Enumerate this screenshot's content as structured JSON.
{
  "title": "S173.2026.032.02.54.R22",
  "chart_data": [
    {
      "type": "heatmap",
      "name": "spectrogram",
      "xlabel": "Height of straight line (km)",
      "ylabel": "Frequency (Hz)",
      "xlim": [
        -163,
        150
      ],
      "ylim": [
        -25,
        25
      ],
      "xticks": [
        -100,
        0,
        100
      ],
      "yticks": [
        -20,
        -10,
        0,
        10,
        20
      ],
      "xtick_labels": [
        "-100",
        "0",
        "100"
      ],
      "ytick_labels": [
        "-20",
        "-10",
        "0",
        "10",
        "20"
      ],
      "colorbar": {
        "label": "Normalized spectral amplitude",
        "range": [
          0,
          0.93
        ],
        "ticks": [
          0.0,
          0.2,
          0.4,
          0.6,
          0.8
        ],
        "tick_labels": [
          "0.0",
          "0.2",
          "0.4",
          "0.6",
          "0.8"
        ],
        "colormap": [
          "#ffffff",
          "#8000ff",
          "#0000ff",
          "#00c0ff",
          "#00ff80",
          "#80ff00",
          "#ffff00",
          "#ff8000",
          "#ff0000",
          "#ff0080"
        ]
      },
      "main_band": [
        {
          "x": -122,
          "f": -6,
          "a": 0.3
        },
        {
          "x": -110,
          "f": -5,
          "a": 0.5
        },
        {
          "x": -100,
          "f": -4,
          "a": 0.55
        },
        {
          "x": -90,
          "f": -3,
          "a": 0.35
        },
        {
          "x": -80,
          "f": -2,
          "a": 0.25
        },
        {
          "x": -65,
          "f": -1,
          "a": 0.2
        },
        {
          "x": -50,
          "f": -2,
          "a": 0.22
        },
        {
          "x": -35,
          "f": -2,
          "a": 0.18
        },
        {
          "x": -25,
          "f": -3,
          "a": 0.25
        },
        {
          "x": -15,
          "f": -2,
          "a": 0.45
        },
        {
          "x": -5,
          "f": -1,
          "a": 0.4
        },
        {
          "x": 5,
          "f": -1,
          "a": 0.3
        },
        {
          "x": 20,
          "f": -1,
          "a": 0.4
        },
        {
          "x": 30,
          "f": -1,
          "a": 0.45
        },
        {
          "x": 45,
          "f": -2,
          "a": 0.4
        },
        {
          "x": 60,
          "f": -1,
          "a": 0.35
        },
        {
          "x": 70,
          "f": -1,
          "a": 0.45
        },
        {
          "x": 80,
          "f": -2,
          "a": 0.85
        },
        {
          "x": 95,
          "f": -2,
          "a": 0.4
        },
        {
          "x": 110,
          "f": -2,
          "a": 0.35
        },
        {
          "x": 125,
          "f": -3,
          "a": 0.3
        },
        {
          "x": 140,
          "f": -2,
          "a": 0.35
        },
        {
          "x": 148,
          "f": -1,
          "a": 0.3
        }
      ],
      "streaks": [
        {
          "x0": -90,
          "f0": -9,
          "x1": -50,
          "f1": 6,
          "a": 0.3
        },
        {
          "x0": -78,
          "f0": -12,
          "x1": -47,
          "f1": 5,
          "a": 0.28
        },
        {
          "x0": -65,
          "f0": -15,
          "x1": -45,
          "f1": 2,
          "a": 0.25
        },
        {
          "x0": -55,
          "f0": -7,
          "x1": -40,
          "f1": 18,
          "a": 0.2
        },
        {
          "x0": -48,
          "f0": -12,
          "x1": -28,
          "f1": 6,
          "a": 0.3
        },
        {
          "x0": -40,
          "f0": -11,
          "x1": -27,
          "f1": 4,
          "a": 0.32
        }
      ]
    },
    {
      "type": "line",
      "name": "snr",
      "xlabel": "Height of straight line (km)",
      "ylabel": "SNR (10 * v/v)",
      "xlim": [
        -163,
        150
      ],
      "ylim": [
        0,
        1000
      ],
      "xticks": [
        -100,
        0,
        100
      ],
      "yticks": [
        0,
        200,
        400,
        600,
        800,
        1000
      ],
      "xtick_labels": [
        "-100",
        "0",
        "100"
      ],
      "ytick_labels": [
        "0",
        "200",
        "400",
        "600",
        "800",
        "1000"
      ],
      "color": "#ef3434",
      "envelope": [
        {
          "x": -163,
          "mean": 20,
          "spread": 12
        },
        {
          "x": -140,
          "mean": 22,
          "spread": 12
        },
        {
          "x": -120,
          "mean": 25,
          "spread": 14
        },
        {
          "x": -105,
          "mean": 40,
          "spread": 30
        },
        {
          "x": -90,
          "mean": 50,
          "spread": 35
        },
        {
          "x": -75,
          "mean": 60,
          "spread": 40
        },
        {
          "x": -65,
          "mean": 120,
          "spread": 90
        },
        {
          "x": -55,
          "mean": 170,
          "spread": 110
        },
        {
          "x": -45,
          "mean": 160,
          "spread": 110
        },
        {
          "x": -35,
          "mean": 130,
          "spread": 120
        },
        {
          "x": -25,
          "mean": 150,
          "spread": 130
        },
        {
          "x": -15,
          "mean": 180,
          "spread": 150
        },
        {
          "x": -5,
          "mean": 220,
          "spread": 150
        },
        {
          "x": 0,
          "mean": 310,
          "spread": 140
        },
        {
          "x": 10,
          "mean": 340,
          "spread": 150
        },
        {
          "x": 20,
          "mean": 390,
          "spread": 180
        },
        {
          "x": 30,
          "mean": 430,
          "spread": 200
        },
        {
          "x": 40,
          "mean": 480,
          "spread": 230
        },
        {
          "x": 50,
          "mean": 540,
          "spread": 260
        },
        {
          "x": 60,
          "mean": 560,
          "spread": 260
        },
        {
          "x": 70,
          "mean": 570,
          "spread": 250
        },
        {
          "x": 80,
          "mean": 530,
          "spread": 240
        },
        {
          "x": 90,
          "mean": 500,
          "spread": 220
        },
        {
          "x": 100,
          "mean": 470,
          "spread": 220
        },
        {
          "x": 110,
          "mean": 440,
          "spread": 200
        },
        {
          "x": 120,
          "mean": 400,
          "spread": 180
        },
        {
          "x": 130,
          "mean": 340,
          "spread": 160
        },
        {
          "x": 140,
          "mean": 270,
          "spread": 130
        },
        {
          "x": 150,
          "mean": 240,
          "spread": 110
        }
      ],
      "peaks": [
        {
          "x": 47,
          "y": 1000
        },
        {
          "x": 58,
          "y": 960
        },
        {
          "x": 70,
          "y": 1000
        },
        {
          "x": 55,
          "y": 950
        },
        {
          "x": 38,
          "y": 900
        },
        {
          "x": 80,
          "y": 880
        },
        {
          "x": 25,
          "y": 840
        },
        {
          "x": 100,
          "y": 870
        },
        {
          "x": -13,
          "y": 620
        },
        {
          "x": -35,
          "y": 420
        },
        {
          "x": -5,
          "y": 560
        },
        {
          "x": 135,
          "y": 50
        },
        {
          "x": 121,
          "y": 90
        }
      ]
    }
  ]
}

**Directions:** Print out every record again, exactly and in full.

**Response:**
Enumerate this screenshot's content as structured JSON.
{
  "title": "S173.2026.032.02.54.R22",
  "chart_data": [
    {
      "type": "heatmap",
      "name": "spectrogram",
      "xlabel": "Height of straight line (km)",
      "ylabel": "Frequency (Hz)",
      "xlim": [
        -163,
        150
      ],
      "ylim": [
        -25,
        25
      ],
      "xticks": [
        -100,
        0,
        100
      ],
      "yticks": [
        -20,
        -10,
        0,
        10,
        20
      ],
      "xtick_labels": [
        "-100",
        "0",
        "100"
      ],
      "ytick_labels": [
        "-20",
        "-10",
        "0",
        "10",
        "20"
      ],
      "colorbar": {
        "label": "Normalized spectral amplitude",
        "range": [
          0,
          0.93
        ],
        "ticks": [
          0.0,
          0.2,
          0.4,
          0.6,
          0.8
        ],
        "tick_labels": [
          "0.0",
          "0.2",
          "0.4",
          "0.6",
          "0.8"
        ],
        "colormap": [
          "#ffffff",
          "#8000ff",
          "#0000ff",
          "#00c0ff",
          "#00ff80",
          "#80ff00",
          "#ffff00",
          "#ff8000",
          "#ff0000",
          "#ff0080"
        ]
      },
      "main_band": [
        {
          "x": -122,
          "f": -6,
          "a": 0.3
        },
        {
          "x": -110,
          "f": -5,
          "a": 0.5
        },
        {
          "x": -100,
          "f": -4,
          "a": 0.55
        },
        {
          "x": -90,
          "f": -3,
          "a": 0.35
        },
        {
          "x": -80,
          "f": -2,
          "a": 0.25
        },
        {
          "x": -65,
          "f": -1,
          "a": 0.2
        },
        {
          "x": -50,
          "f": -2,
          "a": 0.22
        },
        {
          "x": -35,
          "f": -2,
          "a": 0.18
        },
        {
          "x": -25,
          "f": -3,
          "a": 0.25
        },
        {
          "x": -15,
          "f": -2,
          "a": 0.45
        },
        {
          "x": -5,
          "f": -1,
          "a": 0.4
        },
        {
          "x": 5,
          "f": -1,
          "a": 0.3
        },
        {
          "x": 20,
          "f": -1,
          "a": 0.4
        },
        {
          "x": 30,
          "f": -1,
          "a": 0.45
        },
        {
          "x": 45,
          "f": -2,
          "a": 0.4
        },
        {
          "x": 60,
          "f": -1,
          "a": 0.35
        },
        {
          "x": 70,
          "f": -1,
          "a": 0.45
        },
        {
          "x": 80,
          "f": -2,
          "a": 0.85
        },
        {
          "x": 95,
          "f": -2,
          "a": 0.4
        },
        {
          "x": 110,
          "f": -2,
          "a": 0.35
        },
        {
          "x": 125,
          "f": -3,
          "a": 0.3
        },
        {
          "x": 140,
          "f": -2,
          "a": 0.35
        },
        {
          "x": 148,
          "f": -1,
          "a": 0.3
        }
      ],
      "streaks": [
        {
          "x0": -90,
          "f0": -9,
          "x1": -50,
          "f1": 6,
          "a": 0.3
        },
        {
          "x0": -78,
          "f0": -12,
          "x1": -47,
          "f1": 5,
          "a": 0.28
        },
        {
          "x0": -65,
          "f0": -15,
          "x1": -45,
          "f1": 2,
          "a": 0.25
        },
        {
          "x0": -55,
          "f0": -7,
          "x1": -40,
          "f1": 18,
          "a": 0.2
        },
        {
          "x0": -48,
          "f0": -12,
          "x1": -28,
          "f1": 6,
          "a": 0.3
        },
        {
          "x0": -40,
          "f0": -11,
          "x1": -27,
          "f1": 4,
          "a": 0.32
        }
      ]
    },
    {
      "type": "line",
      "name": "snr",
      "xlabel": "Height of straight line (km)",
      "ylabel": "SNR (10 * v/v)",
      "xlim": [
        -163,
        150
      ],
      "ylim": [
        0,
        1000
      ],
      "xticks": [
        -100,
        0,
        100
      ],
      "yticks": [
        0,
        200,
        400,
        600,
        800,
        1000
      ],
      "xtick_labels": [
        "-100",
        "0",
        "100"
      ],
      "ytick_labels": [
        "0",
        "200",
        "400",
        "600",
        "800",
        "1000"
      ],
      "color": "#ef3434",
      "envelope": [
        {
          "x": -163,
          "mean": 20,
          "spread": 12
        },
        {
          "x": -140,
          "mean": 22,
          "spread": 12
        },
        {
          "x": -120,
          "mean": 25,
          "spread": 14
        },
        {
          "x": -105,
          "mean": 40,
          "spread": 30
        },
        {
          "x": -90,
          "mean": 50,
          "spread": 35
        },
        {
          "x": -75,
          "mean": 60,
          "spread": 40
        },
        {
          "x": -65,
          "mean": 120,
          "spread": 90
        },
        {
          "x": -55,
          "mean": 170,
          "spread": 110
        },
        {
          "x": -45,
          "mean": 160,
          "spread": 110
        },
        {
          "x": -35,
          "mean": 130,
          "spread": 120
        },
        {
          "x": -25,
          "mean": 150,
          "spread": 130
        },
        {
          "x": -15,
          "mean": 180,
          "spread": 150
        },
        {
          "x": -5,
          "mean": 220,
          "spread": 150
        },
        {
          "x": 0,
          "mean": 310,
          "spread": 140
        },
        {
          "x": 10,
          "mean": 340,
          "spread": 150
        },
        {
          "x": 20,
          "mean": 390,
          "spread": 180
        },
        {
          "x": 30,
          "mean": 430,
          "spread": 200
        },
        {
          "x": 40,
          "mean": 480,
          "spread": 230
        },
        {
          "x": 50,
          "mean": 540,
          "spread": 260
        },
        {
          "x": 60,
          "mean": 560,
          "spread": 260
        },
        {
          "x": 70,
          "mean": 570,
          "spread": 250
        },
        {
          "x": 80,
          "mean": 530,
          "spread": 240
        },
        {
          "x": 90,
          "mean": 500,
          "spread": 220
        },
        {
          "x": 100,
          "mean": 470,
          "spread": 220
        },
        {
          "x": 110,
          "mean": 440,
          "spread": 200
        },
        {
          "x": 120,
          "mean": 400,
          "spread": 180
        },
        {
          "x": 130,
          "mean": 340,
          "spread": 160
        },
        {
          "x": 140,
          "mean": 270,
          "spread": 130
        },
        {
          "x": 150,
          "mean": 240,
          "spread": 110
        }
      ],
      "peaks": [
        {
          "x": 47,
          "y": 1000
        },
        {
          "x": 58,
          "y": 960
        },
        {
          "x": 70,
          "y": 1000
        },
        {
          "x": 55,
          "y": 950
        },
        {
          "x": 38,
          "y": 900
        },
        {
          "x": 80,
          "y": 880
        },
        {
          "x": 25,
          "y": 840
        },
        {
          "x": 100,
          "y": 870
        },
        {
          "x": -13,
          "y": 620
        },
        {
          "x": -35,
          "y": 420
        },
        {
          "x": -5,
          "y": 560
        },
        {
          "x": 135,
          "y": 50
        },
        {
          "x": 121,
          "y": 90
        }
      ]
    }
  ]
}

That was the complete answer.